_RECORD SET_

** begin **

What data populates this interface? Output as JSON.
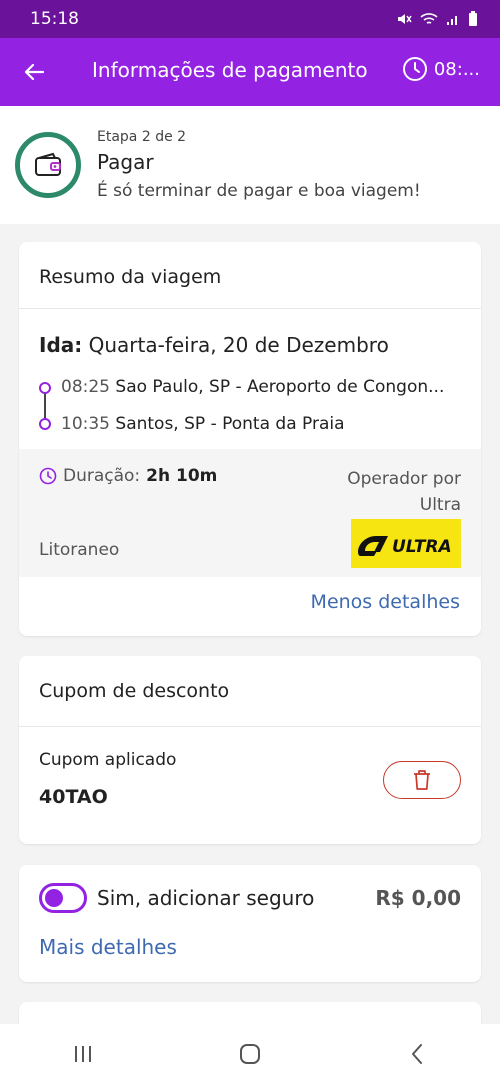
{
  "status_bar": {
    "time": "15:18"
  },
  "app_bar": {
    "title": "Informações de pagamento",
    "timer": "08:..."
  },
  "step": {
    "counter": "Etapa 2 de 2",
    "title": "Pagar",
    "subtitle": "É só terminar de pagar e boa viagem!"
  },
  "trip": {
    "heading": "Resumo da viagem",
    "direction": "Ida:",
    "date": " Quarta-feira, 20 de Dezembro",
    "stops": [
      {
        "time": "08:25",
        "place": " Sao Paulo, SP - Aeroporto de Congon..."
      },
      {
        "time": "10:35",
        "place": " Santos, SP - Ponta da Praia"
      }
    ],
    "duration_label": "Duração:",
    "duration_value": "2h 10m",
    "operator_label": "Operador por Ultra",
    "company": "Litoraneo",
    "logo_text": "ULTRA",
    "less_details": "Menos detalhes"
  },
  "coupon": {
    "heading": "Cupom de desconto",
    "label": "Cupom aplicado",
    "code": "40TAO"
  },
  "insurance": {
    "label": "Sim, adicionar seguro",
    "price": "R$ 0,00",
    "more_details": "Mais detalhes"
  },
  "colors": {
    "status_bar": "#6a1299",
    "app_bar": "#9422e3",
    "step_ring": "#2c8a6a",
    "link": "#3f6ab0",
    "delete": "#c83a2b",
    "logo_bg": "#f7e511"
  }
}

** end **

_GIVEN EXERCISE_
Check each line above for the word "place", and copy the lines where it appears.

_RESPONSE FOR THIS EXERCISE_
        "place": " Sao Paulo, SP - Aeroporto de Congon..."
        "place": " Santos, SP - Ponta da Praia"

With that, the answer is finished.